* begin Provided records *

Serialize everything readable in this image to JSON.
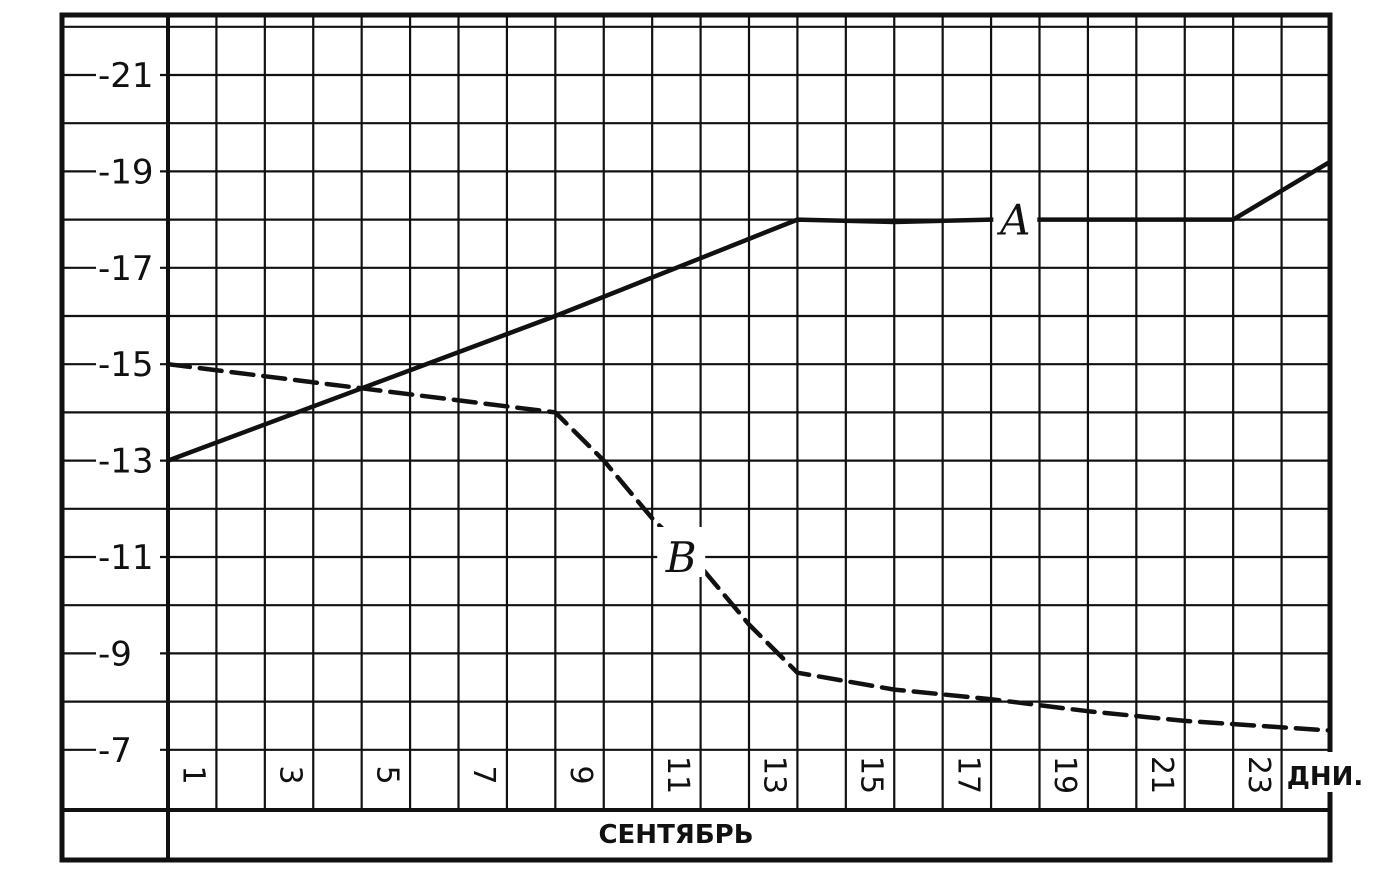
{
  "chart_data": {
    "type": "line",
    "x_unit_label": "ДНИ.",
    "month_label": "СЕНТЯБРЬ",
    "x_tick_labels": [
      "1",
      "3",
      "5",
      "7",
      "9",
      "11",
      "13",
      "15",
      "17",
      "19",
      "21",
      "23"
    ],
    "x_ticks": [
      1,
      3,
      5,
      7,
      9,
      11,
      13,
      15,
      17,
      19,
      21,
      23
    ],
    "y_tick_labels": [
      "-7",
      "-9",
      "-11",
      "-13",
      "-15",
      "-17",
      "-19",
      "-21"
    ],
    "y_ticks": [
      7,
      9,
      11,
      13,
      15,
      17,
      19,
      21
    ],
    "xlim": [
      1,
      25
    ],
    "ylim": [
      6.5,
      22
    ],
    "grid": true,
    "series": [
      {
        "name": "A",
        "style": "solid",
        "points": [
          [
            1,
            13
          ],
          [
            5,
            14.5
          ],
          [
            9,
            16
          ],
          [
            12,
            17.2
          ],
          [
            14,
            18
          ],
          [
            16,
            17.95
          ],
          [
            18,
            18
          ],
          [
            23,
            18
          ],
          [
            25,
            19.2
          ]
        ]
      },
      {
        "name": "B",
        "style": "dashed",
        "points": [
          [
            1,
            15
          ],
          [
            5,
            14.5
          ],
          [
            9,
            14
          ],
          [
            10,
            13
          ],
          [
            11,
            11.8
          ],
          [
            12,
            10.8
          ],
          [
            13,
            9.6
          ],
          [
            14,
            8.6
          ],
          [
            16,
            8.25
          ],
          [
            18,
            8.05
          ],
          [
            20,
            7.8
          ],
          [
            22,
            7.6
          ],
          [
            25,
            7.4
          ]
        ]
      }
    ]
  },
  "colors": {
    "ink": "#111111",
    "paper": "#ffffff"
  }
}
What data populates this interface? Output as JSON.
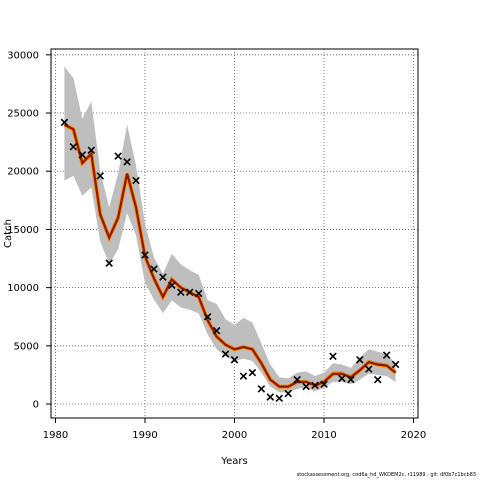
{
  "chart_data": {
    "type": "line",
    "xlabel": "Years",
    "ylabel": "Catch",
    "xlim": [
      1979.5,
      2020.5
    ],
    "ylim": [
      -1200,
      30500
    ],
    "x_ticks": [
      1980,
      1990,
      2000,
      2010,
      2020
    ],
    "y_ticks": [
      0,
      5000,
      10000,
      15000,
      20000,
      25000,
      30000
    ],
    "grid": true,
    "colors": {
      "band": "#bebebe",
      "line": "#8b1a00",
      "line_under": "#ff8c00",
      "tail_blue": "#1f3fbf",
      "tail_cyan": "#1fbfbf",
      "tail_yellow": "#e8e050",
      "tail_green": "#50c050"
    },
    "x": [
      1981,
      1982,
      1983,
      1984,
      1985,
      1986,
      1987,
      1988,
      1989,
      1990,
      1991,
      1992,
      1993,
      1994,
      1995,
      1996,
      1997,
      1998,
      1999,
      2000,
      2001,
      2002,
      2003,
      2004,
      2005,
      2006,
      2007,
      2008,
      2009,
      2010,
      2011,
      2012,
      2013,
      2014,
      2015,
      2016,
      2017,
      2018
    ],
    "series": [
      {
        "values": [
          24000,
          23600,
          20700,
          21500,
          16300,
          14300,
          16000,
          19800,
          16900,
          12700,
          10800,
          9200,
          10700,
          10000,
          9600,
          9200,
          7200,
          5800,
          5100,
          4700,
          4900,
          4700,
          3500,
          2100,
          1500,
          1500,
          1900,
          1900,
          1600,
          1900,
          2600,
          2600,
          2300,
          2900,
          3600,
          3400,
          3300,
          2700
        ],
        "lower": [
          19200,
          19600,
          17900,
          18600,
          14000,
          12000,
          13300,
          16400,
          14500,
          10400,
          9000,
          7800,
          8900,
          8300,
          8100,
          7800,
          6000,
          4700,
          4100,
          3700,
          3900,
          3700,
          2700,
          1500,
          1000,
          1000,
          1300,
          1400,
          1100,
          1400,
          1900,
          1900,
          1700,
          2100,
          2600,
          2500,
          2400,
          1900
        ],
        "upper": [
          29000,
          28000,
          24500,
          26000,
          20000,
          16900,
          19800,
          24000,
          20500,
          15500,
          12600,
          11200,
          12900,
          12000,
          11500,
          11100,
          8900,
          8600,
          7300,
          6800,
          7400,
          7000,
          5200,
          3400,
          2300,
          2200,
          2700,
          2800,
          2400,
          2700,
          3500,
          3400,
          3100,
          4000,
          4700,
          4500,
          4300,
          3500
        ]
      }
    ],
    "observed": {
      "marker": "x",
      "values": [
        24200,
        22100,
        21400,
        21800,
        19600,
        12100,
        21300,
        20800,
        19200,
        12800,
        11600,
        10900,
        10200,
        9600,
        9600,
        9500,
        7500,
        6300,
        4300,
        3800,
        2400,
        2700,
        1300,
        600,
        500,
        900,
        2100,
        1500,
        1600,
        1700,
        4100,
        2200,
        2100,
        3800,
        3000,
        2100,
        4200,
        3400
      ]
    }
  },
  "footer": "stockassessment.org, cod6a_hd_WKDEM2c, r11989 , git: df0b7c1bcb83"
}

* end Provided records *

Given instruction:
Repeat the records above verbatim, with no pictures in the result.

The answer:
Serialize everything readable in this image to JSON.
{
  "chart_data": {
    "type": "line",
    "x_unit_label": "ДНИ.",
    "month_label": "СЕНТЯБРЬ",
    "x_tick_labels": [
      "1",
      "3",
      "5",
      "7",
      "9",
      "11",
      "13",
      "15",
      "17",
      "19",
      "21",
      "23"
    ],
    "x_ticks": [
      1,
      3,
      5,
      7,
      9,
      11,
      13,
      15,
      17,
      19,
      21,
      23
    ],
    "y_tick_labels": [
      "-7",
      "-9",
      "-11",
      "-13",
      "-15",
      "-17",
      "-19",
      "-21"
    ],
    "y_ticks": [
      7,
      9,
      11,
      13,
      15,
      17,
      19,
      21
    ],
    "xlim": [
      1,
      25
    ],
    "ylim": [
      6.5,
      22
    ],
    "grid": true,
    "series": [
      {
        "name": "A",
        "style": "solid",
        "points": [
          [
            1,
            13
          ],
          [
            5,
            14.5
          ],
          [
            9,
            16
          ],
          [
            12,
            17.2
          ],
          [
            14,
            18
          ],
          [
            16,
            17.95
          ],
          [
            18,
            18
          ],
          [
            23,
            18
          ],
          [
            25,
            19.2
          ]
        ]
      },
      {
        "name": "B",
        "style": "dashed",
        "points": [
          [
            1,
            15
          ],
          [
            5,
            14.5
          ],
          [
            9,
            14
          ],
          [
            10,
            13
          ],
          [
            11,
            11.8
          ],
          [
            12,
            10.8
          ],
          [
            13,
            9.6
          ],
          [
            14,
            8.6
          ],
          [
            16,
            8.25
          ],
          [
            18,
            8.05
          ],
          [
            20,
            7.8
          ],
          [
            22,
            7.6
          ],
          [
            25,
            7.4
          ]
        ]
      }
    ]
  },
  "colors": {
    "ink": "#111111",
    "paper": "#ffffff"
  }
}
What data populates this interface? Output as JSON.
{
  "chart_data": {
    "type": "line",
    "xlabel": "Years",
    "ylabel": "Catch",
    "xlim": [
      1979.5,
      2020.5
    ],
    "ylim": [
      -1200,
      30500
    ],
    "x_ticks": [
      1980,
      1990,
      2000,
      2010,
      2020
    ],
    "y_ticks": [
      0,
      5000,
      10000,
      15000,
      20000,
      25000,
      30000
    ],
    "grid": true,
    "colors": {
      "band": "#bebebe",
      "line": "#8b1a00",
      "line_under": "#ff8c00",
      "tail_blue": "#1f3fbf",
      "tail_cyan": "#1fbfbf",
      "tail_yellow": "#e8e050",
      "tail_green": "#50c050"
    },
    "x": [
      1981,
      1982,
      1983,
      1984,
      1985,
      1986,
      1987,
      1988,
      1989,
      1990,
      1991,
      1992,
      1993,
      1994,
      1995,
      1996,
      1997,
      1998,
      1999,
      2000,
      2001,
      2002,
      2003,
      2004,
      2005,
      2006,
      2007,
      2008,
      2009,
      2010,
      2011,
      2012,
      2013,
      2014,
      2015,
      2016,
      2017,
      2018
    ],
    "series": [
      {
        "values": [
          24000,
          23600,
          20700,
          21500,
          16300,
          14300,
          16000,
          19800,
          16900,
          12700,
          10800,
          9200,
          10700,
          10000,
          9600,
          9200,
          7200,
          5800,
          5100,
          4700,
          4900,
          4700,
          3500,
          2100,
          1500,
          1500,
          1900,
          1900,
          1600,
          1900,
          2600,
          2600,
          2300,
          2900,
          3600,
          3400,
          3300,
          2700
        ],
        "lower": [
          19200,
          19600,
          17900,
          18600,
          14000,
          12000,
          13300,
          16400,
          14500,
          10400,
          9000,
          7800,
          8900,
          8300,
          8100,
          7800,
          6000,
          4700,
          4100,
          3700,
          3900,
          3700,
          2700,
          1500,
          1000,
          1000,
          1300,
          1400,
          1100,
          1400,
          1900,
          1900,
          1700,
          2100,
          2600,
          2500,
          2400,
          1900
        ],
        "upper": [
          29000,
          28000,
          24500,
          26000,
          20000,
          16900,
          19800,
          24000,
          20500,
          15500,
          12600,
          11200,
          12900,
          12000,
          11500,
          11100,
          8900,
          8600,
          7300,
          6800,
          7400,
          7000,
          5200,
          3400,
          2300,
          2200,
          2700,
          2800,
          2400,
          2700,
          3500,
          3400,
          3100,
          4000,
          4700,
          4500,
          4300,
          3500
        ]
      }
    ],
    "observed": {
      "marker": "x",
      "values": [
        24200,
        22100,
        21400,
        21800,
        19600,
        12100,
        21300,
        20800,
        19200,
        12800,
        11600,
        10900,
        10200,
        9600,
        9600,
        9500,
        7500,
        6300,
        4300,
        3800,
        2400,
        2700,
        1300,
        600,
        500,
        900,
        2100,
        1500,
        1600,
        1700,
        4100,
        2200,
        2100,
        3800,
        3000,
        2100,
        4200,
        3400
      ]
    }
  },
  "footer": "stockassessment.org, cod6a_hd_WKDEM2c, r11989 , git: df0b7c1bcb83"
}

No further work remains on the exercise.